_Challenge:_ List, from the lines below, each one with "реконструкции" in it.

_Material:_
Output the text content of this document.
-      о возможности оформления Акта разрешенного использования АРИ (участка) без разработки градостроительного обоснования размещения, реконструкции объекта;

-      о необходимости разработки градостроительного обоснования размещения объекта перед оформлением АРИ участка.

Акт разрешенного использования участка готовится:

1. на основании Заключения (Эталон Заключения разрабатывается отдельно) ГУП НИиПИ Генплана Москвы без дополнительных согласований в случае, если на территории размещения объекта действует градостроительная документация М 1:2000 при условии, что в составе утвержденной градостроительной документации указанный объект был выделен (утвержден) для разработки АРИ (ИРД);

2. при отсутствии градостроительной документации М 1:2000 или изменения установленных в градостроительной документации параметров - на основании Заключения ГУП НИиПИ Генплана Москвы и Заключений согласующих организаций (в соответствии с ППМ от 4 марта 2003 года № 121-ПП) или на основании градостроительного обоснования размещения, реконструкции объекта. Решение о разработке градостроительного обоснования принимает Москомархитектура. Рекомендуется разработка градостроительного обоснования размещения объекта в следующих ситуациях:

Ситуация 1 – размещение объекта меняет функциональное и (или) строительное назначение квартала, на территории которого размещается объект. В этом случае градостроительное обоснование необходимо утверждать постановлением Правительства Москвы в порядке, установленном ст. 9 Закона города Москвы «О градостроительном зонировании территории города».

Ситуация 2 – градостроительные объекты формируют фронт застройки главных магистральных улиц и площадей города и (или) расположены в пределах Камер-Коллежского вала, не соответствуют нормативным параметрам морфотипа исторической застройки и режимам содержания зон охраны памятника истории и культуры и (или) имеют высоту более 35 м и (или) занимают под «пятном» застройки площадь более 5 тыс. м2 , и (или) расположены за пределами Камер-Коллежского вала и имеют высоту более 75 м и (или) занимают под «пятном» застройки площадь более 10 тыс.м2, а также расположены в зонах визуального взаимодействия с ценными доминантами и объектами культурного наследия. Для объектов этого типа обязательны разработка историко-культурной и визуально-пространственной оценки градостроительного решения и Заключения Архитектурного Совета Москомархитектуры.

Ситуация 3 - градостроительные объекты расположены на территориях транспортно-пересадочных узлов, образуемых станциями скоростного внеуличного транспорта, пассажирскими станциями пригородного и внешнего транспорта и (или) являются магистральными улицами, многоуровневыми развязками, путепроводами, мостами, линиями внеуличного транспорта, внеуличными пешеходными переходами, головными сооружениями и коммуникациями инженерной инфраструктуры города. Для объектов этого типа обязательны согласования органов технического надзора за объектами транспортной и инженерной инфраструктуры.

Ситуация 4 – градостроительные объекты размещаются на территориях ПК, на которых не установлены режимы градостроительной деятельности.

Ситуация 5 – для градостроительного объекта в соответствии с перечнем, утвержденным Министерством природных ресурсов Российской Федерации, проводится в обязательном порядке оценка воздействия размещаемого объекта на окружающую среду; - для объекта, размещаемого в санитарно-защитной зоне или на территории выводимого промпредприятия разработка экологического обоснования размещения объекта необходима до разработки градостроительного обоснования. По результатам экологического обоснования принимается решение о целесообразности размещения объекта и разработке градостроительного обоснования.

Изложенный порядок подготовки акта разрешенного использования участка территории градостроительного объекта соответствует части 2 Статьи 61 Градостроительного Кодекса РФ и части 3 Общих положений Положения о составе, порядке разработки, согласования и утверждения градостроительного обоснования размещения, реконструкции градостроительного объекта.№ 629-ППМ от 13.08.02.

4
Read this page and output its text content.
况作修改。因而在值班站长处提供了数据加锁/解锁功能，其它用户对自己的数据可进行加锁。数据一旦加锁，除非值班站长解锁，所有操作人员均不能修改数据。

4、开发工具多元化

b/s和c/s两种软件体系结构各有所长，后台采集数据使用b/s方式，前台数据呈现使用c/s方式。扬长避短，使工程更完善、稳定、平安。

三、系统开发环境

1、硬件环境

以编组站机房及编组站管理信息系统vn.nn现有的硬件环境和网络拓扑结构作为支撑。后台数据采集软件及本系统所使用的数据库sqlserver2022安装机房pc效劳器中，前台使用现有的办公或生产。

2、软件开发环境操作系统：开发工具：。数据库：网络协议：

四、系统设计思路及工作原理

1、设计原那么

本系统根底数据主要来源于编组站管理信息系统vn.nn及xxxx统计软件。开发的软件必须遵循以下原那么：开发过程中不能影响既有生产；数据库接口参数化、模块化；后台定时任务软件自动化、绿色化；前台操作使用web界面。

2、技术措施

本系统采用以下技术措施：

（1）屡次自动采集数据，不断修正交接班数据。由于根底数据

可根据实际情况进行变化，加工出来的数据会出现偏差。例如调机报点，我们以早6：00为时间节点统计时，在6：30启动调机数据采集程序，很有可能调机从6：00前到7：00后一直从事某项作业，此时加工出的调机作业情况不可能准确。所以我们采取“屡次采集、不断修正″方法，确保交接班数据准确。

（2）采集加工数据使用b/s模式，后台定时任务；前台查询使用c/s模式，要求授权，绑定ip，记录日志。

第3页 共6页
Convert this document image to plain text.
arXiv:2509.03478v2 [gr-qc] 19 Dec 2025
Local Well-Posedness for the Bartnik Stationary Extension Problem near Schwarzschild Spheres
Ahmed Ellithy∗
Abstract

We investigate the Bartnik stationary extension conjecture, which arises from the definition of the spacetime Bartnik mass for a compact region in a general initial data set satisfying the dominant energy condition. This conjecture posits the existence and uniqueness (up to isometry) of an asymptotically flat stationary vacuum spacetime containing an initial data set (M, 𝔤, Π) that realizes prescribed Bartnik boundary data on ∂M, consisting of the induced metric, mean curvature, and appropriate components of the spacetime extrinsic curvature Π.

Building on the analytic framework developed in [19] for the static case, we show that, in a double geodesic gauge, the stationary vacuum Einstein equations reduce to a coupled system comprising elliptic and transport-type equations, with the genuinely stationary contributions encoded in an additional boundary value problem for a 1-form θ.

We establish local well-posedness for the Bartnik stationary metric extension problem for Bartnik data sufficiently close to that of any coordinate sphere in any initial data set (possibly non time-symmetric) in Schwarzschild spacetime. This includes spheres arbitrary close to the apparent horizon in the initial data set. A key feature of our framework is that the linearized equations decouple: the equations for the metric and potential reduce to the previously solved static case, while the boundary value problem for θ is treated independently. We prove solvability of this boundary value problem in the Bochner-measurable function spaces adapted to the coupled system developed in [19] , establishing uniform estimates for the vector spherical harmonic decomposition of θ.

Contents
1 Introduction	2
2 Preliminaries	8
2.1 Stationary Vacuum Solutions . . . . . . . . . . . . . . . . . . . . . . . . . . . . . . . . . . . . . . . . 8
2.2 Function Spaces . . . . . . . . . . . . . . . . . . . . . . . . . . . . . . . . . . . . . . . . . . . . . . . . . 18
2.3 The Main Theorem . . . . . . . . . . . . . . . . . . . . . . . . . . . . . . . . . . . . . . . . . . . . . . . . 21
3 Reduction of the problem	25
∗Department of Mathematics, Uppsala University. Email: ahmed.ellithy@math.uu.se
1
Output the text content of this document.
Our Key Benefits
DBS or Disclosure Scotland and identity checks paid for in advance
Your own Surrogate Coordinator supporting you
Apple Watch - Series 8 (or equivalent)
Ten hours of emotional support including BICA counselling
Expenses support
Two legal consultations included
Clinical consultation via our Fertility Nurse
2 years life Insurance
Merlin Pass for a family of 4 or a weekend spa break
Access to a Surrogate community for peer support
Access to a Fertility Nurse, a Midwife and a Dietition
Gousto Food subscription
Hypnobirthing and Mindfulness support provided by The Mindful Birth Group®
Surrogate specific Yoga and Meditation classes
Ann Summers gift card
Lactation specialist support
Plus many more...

_Solution:_
-      о возможности оформления Акта разрешенного использования АРИ (участка) без разработки градостроительного обоснования размещения, реконструкции объекта;
2. при отсутствии градостроительной документации М 1:2000 или изменения установленных в градостроительной документации параметров - на основании Заключения ГУП НИиПИ Генплана Москвы и Заключений согласующих организаций (в соответствии с ППМ от 4 марта 2003 года № 121-ПП) или на основании градостроительного обоснования размещения, реконструкции объекта. Решение о разработке градостроительного обоснования принимает Москомархитектура. Рекомендуется разработка градостроительного обоснования размещения объекта в следующих ситуациях:
Изложенный порядок подготовки акта разрешенного использования участка территории градостроительного объекта соответствует части 2 Статьи 61 Градостроительного Кодекса РФ и части 3 Общих положений Положения о составе, порядке разработки, согласования и утверждения градостроительного обоснования размещения, реконструкции градостроительного объекта.№ 629-ППМ от 13.08.02.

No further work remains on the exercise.